> [Stored records]
• • • • • • •

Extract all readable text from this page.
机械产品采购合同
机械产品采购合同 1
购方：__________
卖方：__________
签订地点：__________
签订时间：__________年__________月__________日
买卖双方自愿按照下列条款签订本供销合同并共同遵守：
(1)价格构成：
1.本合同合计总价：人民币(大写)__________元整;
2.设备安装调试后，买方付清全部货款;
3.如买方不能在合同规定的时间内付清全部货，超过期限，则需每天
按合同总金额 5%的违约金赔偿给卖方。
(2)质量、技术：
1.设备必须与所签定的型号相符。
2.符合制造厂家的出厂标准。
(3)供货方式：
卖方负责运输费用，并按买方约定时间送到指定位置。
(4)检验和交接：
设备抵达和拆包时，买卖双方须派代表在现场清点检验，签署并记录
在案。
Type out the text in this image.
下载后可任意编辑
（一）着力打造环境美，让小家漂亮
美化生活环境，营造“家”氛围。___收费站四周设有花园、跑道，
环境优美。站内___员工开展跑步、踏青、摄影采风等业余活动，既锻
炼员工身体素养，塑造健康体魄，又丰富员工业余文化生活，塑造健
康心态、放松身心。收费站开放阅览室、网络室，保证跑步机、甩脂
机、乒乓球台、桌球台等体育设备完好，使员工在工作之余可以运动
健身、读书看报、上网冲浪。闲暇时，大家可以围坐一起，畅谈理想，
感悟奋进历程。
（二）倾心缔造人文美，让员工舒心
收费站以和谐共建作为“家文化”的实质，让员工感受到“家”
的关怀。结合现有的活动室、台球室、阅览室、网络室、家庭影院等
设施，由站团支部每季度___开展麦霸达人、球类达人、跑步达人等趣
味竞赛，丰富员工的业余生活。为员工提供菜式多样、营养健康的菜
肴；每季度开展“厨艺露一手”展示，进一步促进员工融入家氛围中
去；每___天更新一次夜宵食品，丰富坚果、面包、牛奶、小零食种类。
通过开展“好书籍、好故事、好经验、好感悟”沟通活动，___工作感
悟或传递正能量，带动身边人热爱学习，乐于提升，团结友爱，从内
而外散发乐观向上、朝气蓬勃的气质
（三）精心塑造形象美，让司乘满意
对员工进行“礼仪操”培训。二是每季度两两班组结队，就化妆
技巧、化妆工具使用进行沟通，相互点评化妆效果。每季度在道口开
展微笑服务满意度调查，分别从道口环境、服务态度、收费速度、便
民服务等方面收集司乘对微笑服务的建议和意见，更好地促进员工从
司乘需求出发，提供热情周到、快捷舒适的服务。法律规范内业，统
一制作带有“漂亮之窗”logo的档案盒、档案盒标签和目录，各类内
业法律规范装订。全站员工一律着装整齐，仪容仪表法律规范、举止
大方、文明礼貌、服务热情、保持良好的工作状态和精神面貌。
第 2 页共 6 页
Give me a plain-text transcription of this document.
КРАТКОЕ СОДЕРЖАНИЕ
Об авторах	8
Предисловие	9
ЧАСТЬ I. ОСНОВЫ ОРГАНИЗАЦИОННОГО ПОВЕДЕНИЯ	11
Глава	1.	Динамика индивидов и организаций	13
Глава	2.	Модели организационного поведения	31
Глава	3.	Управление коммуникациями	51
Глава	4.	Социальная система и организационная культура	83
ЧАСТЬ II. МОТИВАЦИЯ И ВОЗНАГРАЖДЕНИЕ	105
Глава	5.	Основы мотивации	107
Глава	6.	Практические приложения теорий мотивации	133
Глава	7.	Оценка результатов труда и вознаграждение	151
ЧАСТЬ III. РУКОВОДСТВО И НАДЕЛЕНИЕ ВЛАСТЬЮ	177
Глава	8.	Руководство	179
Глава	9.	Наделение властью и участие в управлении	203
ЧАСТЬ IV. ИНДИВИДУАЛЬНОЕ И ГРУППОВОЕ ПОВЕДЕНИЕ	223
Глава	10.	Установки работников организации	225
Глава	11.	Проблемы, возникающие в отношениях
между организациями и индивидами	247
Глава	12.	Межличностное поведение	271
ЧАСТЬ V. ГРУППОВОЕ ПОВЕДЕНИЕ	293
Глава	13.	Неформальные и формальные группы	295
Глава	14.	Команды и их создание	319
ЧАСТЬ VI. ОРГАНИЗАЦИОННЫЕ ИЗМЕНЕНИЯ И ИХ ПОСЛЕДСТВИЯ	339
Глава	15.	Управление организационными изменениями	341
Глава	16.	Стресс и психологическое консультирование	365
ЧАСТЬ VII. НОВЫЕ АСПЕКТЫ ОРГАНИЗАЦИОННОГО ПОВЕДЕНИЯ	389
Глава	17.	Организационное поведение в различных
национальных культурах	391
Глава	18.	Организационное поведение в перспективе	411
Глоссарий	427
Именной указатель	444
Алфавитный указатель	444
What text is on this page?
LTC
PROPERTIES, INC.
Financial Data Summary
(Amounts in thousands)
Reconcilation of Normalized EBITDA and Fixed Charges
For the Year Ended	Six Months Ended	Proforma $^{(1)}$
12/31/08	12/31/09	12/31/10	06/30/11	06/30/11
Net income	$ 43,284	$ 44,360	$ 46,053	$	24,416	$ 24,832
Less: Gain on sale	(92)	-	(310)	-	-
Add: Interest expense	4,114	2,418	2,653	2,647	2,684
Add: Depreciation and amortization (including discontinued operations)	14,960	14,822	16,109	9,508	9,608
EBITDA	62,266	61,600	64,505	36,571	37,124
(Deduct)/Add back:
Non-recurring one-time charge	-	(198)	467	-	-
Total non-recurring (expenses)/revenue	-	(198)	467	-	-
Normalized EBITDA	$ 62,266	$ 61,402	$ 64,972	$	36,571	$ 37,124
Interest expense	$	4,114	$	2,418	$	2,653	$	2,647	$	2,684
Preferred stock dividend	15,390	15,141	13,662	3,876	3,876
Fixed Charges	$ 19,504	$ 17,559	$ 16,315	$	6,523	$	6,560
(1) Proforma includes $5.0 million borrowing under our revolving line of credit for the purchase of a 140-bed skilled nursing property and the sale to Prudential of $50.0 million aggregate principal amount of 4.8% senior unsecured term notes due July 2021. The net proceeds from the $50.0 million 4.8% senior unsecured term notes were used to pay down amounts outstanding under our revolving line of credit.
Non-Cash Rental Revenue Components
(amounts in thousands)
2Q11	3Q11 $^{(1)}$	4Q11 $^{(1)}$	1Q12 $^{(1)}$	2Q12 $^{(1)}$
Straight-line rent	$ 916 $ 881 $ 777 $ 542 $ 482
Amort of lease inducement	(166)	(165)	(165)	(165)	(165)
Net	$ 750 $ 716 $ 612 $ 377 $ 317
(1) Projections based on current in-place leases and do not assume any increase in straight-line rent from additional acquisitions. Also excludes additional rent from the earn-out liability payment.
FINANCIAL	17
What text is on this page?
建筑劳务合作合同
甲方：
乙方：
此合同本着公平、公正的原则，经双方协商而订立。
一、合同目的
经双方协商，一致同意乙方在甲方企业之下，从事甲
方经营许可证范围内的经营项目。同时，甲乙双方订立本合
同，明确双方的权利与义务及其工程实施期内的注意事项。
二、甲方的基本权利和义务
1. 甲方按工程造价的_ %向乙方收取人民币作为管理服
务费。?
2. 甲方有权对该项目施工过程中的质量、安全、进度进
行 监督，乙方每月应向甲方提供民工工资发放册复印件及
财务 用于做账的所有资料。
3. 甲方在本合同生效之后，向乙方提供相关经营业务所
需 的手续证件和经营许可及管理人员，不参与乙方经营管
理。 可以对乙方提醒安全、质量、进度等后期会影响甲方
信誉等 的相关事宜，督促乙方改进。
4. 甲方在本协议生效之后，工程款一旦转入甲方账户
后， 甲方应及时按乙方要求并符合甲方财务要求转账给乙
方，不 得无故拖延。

• • • • • • •

> [REQUEST] Gather up the lines that contain the word "EBITDA".

> [OUTPUT OF THE EXERCISE]
Reconcilation of Normalized EBITDA and Fixed Charges
EBITDA	62,266	61,600	64,505	36,571	37,124
Normalized EBITDA	$ 62,266	$ 61,402	$ 64,972	$	36,571	$ 37,124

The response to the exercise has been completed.